[Chart and figure data]

__________

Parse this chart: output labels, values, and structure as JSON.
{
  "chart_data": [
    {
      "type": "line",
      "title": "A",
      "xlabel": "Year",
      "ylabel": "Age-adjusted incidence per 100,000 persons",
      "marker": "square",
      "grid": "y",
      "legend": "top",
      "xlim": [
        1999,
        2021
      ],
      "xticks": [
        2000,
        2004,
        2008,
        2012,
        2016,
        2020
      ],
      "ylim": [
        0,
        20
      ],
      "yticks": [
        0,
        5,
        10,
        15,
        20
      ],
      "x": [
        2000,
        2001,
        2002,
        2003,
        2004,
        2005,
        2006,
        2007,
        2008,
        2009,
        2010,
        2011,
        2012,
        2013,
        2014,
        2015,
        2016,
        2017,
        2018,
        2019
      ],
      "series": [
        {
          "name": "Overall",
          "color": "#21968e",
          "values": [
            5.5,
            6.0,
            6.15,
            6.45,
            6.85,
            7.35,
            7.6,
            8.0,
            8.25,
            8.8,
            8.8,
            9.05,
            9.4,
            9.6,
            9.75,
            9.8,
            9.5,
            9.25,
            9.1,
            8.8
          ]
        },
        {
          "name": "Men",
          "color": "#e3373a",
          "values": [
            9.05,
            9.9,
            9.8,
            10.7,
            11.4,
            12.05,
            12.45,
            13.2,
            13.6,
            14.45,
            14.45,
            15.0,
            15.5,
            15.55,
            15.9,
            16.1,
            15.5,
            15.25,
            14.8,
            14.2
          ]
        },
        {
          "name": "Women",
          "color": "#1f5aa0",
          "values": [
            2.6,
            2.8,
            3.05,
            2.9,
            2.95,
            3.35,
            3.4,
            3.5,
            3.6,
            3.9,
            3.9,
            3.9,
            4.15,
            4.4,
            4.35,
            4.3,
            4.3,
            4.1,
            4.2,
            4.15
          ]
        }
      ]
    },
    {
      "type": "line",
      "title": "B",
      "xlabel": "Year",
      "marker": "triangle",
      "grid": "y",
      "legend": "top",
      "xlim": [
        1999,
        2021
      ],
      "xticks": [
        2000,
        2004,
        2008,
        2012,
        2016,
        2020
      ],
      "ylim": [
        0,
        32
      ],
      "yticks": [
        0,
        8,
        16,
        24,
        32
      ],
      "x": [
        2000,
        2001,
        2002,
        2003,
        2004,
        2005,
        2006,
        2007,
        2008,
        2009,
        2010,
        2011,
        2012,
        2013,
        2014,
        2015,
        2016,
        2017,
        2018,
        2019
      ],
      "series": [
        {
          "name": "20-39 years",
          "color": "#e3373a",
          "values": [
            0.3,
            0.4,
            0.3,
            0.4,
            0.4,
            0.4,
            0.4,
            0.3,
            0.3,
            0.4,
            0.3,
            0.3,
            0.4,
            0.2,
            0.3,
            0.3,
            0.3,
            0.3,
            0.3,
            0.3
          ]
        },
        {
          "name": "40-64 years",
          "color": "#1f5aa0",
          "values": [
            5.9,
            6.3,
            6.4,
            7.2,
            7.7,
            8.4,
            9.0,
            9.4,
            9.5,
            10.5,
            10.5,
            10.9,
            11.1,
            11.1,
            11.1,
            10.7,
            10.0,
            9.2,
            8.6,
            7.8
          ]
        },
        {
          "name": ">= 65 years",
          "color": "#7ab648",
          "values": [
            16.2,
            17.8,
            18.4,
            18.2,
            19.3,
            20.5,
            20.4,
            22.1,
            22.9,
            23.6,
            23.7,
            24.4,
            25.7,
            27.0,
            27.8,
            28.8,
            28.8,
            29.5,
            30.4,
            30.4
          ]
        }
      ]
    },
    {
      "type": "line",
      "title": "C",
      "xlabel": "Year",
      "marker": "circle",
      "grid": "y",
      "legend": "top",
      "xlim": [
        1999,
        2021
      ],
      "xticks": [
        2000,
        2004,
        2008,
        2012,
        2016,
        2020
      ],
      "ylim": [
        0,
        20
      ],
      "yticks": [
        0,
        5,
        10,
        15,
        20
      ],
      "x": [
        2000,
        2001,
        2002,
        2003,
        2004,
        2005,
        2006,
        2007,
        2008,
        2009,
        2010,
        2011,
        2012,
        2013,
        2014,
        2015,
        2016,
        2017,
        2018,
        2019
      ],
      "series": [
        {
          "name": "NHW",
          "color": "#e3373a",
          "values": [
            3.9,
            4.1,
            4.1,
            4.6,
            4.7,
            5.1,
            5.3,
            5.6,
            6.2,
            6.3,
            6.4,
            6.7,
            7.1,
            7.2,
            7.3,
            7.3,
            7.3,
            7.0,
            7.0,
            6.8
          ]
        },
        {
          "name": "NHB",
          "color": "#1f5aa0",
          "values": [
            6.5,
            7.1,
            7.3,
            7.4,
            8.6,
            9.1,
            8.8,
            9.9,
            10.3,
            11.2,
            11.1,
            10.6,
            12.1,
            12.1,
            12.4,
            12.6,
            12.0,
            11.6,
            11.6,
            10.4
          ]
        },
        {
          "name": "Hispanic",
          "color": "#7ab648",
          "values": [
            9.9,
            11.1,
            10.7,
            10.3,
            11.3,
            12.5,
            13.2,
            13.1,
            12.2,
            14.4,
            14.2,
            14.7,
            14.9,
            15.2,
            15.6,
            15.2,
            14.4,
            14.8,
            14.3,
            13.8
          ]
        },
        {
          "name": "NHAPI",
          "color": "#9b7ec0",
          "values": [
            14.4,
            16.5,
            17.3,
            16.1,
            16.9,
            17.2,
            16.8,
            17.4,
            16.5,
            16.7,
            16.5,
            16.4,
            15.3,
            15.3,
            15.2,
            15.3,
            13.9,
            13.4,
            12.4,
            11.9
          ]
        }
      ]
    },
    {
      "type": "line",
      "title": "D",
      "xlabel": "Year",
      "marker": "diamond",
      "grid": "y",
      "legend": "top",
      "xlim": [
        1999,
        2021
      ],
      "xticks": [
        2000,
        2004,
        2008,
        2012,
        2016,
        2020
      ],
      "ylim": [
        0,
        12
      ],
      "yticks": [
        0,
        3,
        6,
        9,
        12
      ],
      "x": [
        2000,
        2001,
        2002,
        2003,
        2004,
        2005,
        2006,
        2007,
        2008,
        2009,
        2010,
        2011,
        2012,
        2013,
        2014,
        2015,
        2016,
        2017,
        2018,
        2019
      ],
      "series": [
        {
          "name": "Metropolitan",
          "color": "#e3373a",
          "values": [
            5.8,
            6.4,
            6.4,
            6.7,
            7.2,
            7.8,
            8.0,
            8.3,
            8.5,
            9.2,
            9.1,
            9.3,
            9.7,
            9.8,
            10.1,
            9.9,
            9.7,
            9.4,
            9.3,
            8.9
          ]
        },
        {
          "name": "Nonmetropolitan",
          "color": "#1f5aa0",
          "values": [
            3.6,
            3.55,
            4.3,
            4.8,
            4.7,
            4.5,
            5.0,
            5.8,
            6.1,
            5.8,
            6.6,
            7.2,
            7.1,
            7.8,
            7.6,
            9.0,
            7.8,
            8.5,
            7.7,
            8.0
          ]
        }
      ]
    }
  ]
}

__________

> **TASK BRIEF**
Write every line of the material above again, exactly.

> **PROBLEM SOLUTION**
Parse this chart: output labels, values, and structure as JSON.
{
  "chart_data": [
    {
      "type": "line",
      "title": "A",
      "xlabel": "Year",
      "ylabel": "Age-adjusted incidence per 100,000 persons",
      "marker": "square",
      "grid": "y",
      "legend": "top",
      "xlim": [
        1999,
        2021
      ],
      "xticks": [
        2000,
        2004,
        2008,
        2012,
        2016,
        2020
      ],
      "ylim": [
        0,
        20
      ],
      "yticks": [
        0,
        5,
        10,
        15,
        20
      ],
      "x": [
        2000,
        2001,
        2002,
        2003,
        2004,
        2005,
        2006,
        2007,
        2008,
        2009,
        2010,
        2011,
        2012,
        2013,
        2014,
        2015,
        2016,
        2017,
        2018,
        2019
      ],
      "series": [
        {
          "name": "Overall",
          "color": "#21968e",
          "values": [
            5.5,
            6.0,
            6.15,
            6.45,
            6.85,
            7.35,
            7.6,
            8.0,
            8.25,
            8.8,
            8.8,
            9.05,
            9.4,
            9.6,
            9.75,
            9.8,
            9.5,
            9.25,
            9.1,
            8.8
          ]
        },
        {
          "name": "Men",
          "color": "#e3373a",
          "values": [
            9.05,
            9.9,
            9.8,
            10.7,
            11.4,
            12.05,
            12.45,
            13.2,
            13.6,
            14.45,
            14.45,
            15.0,
            15.5,
            15.55,
            15.9,
            16.1,
            15.5,
            15.25,
            14.8,
            14.2
          ]
        },
        {
          "name": "Women",
          "color": "#1f5aa0",
          "values": [
            2.6,
            2.8,
            3.05,
            2.9,
            2.95,
            3.35,
            3.4,
            3.5,
            3.6,
            3.9,
            3.9,
            3.9,
            4.15,
            4.4,
            4.35,
            4.3,
            4.3,
            4.1,
            4.2,
            4.15
          ]
        }
      ]
    },
    {
      "type": "line",
      "title": "B",
      "xlabel": "Year",
      "marker": "triangle",
      "grid": "y",
      "legend": "top",
      "xlim": [
        1999,
        2021
      ],
      "xticks": [
        2000,
        2004,
        2008,
        2012,
        2016,
        2020
      ],
      "ylim": [
        0,
        32
      ],
      "yticks": [
        0,
        8,
        16,
        24,
        32
      ],
      "x": [
        2000,
        2001,
        2002,
        2003,
        2004,
        2005,
        2006,
        2007,
        2008,
        2009,
        2010,
        2011,
        2012,
        2013,
        2014,
        2015,
        2016,
        2017,
        2018,
        2019
      ],
      "series": [
        {
          "name": "20-39 years",
          "color": "#e3373a",
          "values": [
            0.3,
            0.4,
            0.3,
            0.4,
            0.4,
            0.4,
            0.4,
            0.3,
            0.3,
            0.4,
            0.3,
            0.3,
            0.4,
            0.2,
            0.3,
            0.3,
            0.3,
            0.3,
            0.3,
            0.3
          ]
        },
        {
          "name": "40-64 years",
          "color": "#1f5aa0",
          "values": [
            5.9,
            6.3,
            6.4,
            7.2,
            7.7,
            8.4,
            9.0,
            9.4,
            9.5,
            10.5,
            10.5,
            10.9,
            11.1,
            11.1,
            11.1,
            10.7,
            10.0,
            9.2,
            8.6,
            7.8
          ]
        },
        {
          "name": ">= 65 years",
          "color": "#7ab648",
          "values": [
            16.2,
            17.8,
            18.4,
            18.2,
            19.3,
            20.5,
            20.4,
            22.1,
            22.9,
            23.6,
            23.7,
            24.4,
            25.7,
            27.0,
            27.8,
            28.8,
            28.8,
            29.5,
            30.4,
            30.4
          ]
        }
      ]
    },
    {
      "type": "line",
      "title": "C",
      "xlabel": "Year",
      "marker": "circle",
      "grid": "y",
      "legend": "top",
      "xlim": [
        1999,
        2021
      ],
      "xticks": [
        2000,
        2004,
        2008,
        2012,
        2016,
        2020
      ],
      "ylim": [
        0,
        20
      ],
      "yticks": [
        0,
        5,
        10,
        15,
        20
      ],
      "x": [
        2000,
        2001,
        2002,
        2003,
        2004,
        2005,
        2006,
        2007,
        2008,
        2009,
        2010,
        2011,
        2012,
        2013,
        2014,
        2015,
        2016,
        2017,
        2018,
        2019
      ],
      "series": [
        {
          "name": "NHW",
          "color": "#e3373a",
          "values": [
            3.9,
            4.1,
            4.1,
            4.6,
            4.7,
            5.1,
            5.3,
            5.6,
            6.2,
            6.3,
            6.4,
            6.7,
            7.1,
            7.2,
            7.3,
            7.3,
            7.3,
            7.0,
            7.0,
            6.8
          ]
        },
        {
          "name": "NHB",
          "color": "#1f5aa0",
          "values": [
            6.5,
            7.1,
            7.3,
            7.4,
            8.6,
            9.1,
            8.8,
            9.9,
            10.3,
            11.2,
            11.1,
            10.6,
            12.1,
            12.1,
            12.4,
            12.6,
            12.0,
            11.6,
            11.6,
            10.4
          ]
        },
        {
          "name": "Hispanic",
          "color": "#7ab648",
          "values": [
            9.9,
            11.1,
            10.7,
            10.3,
            11.3,
            12.5,
            13.2,
            13.1,
            12.2,
            14.4,
            14.2,
            14.7,
            14.9,
            15.2,
            15.6,
            15.2,
            14.4,
            14.8,
            14.3,
            13.8
          ]
        },
        {
          "name": "NHAPI",
          "color": "#9b7ec0",
          "values": [
            14.4,
            16.5,
            17.3,
            16.1,
            16.9,
            17.2,
            16.8,
            17.4,
            16.5,
            16.7,
            16.5,
            16.4,
            15.3,
            15.3,
            15.2,
            15.3,
            13.9,
            13.4,
            12.4,
            11.9
          ]
        }
      ]
    },
    {
      "type": "line",
      "title": "D",
      "xlabel": "Year",
      "marker": "diamond",
      "grid": "y",
      "legend": "top",
      "xlim": [
        1999,
        2021
      ],
      "xticks": [
        2000,
        2004,
        2008,
        2012,
        2016,
        2020
      ],
      "ylim": [
        0,
        12
      ],
      "yticks": [
        0,
        3,
        6,
        9,
        12
      ],
      "x": [
        2000,
        2001,
        2002,
        2003,
        2004,
        2005,
        2006,
        2007,
        2008,
        2009,
        2010,
        2011,
        2012,
        2013,
        2014,
        2015,
        2016,
        2017,
        2018,
        2019
      ],
      "series": [
        {
          "name": "Metropolitan",
          "color": "#e3373a",
          "values": [
            5.8,
            6.4,
            6.4,
            6.7,
            7.2,
            7.8,
            8.0,
            8.3,
            8.5,
            9.2,
            9.1,
            9.3,
            9.7,
            9.8,
            10.1,
            9.9,
            9.7,
            9.4,
            9.3,
            8.9
          ]
        },
        {
          "name": "Nonmetropolitan",
          "color": "#1f5aa0",
          "values": [
            3.6,
            3.55,
            4.3,
            4.8,
            4.7,
            4.5,
            5.0,
            5.8,
            6.1,
            5.8,
            6.6,
            7.2,
            7.1,
            7.8,
            7.6,
            9.0,
            7.8,
            8.5,
            7.7,
            8.0
          ]
        }
      ]
    }
  ]
}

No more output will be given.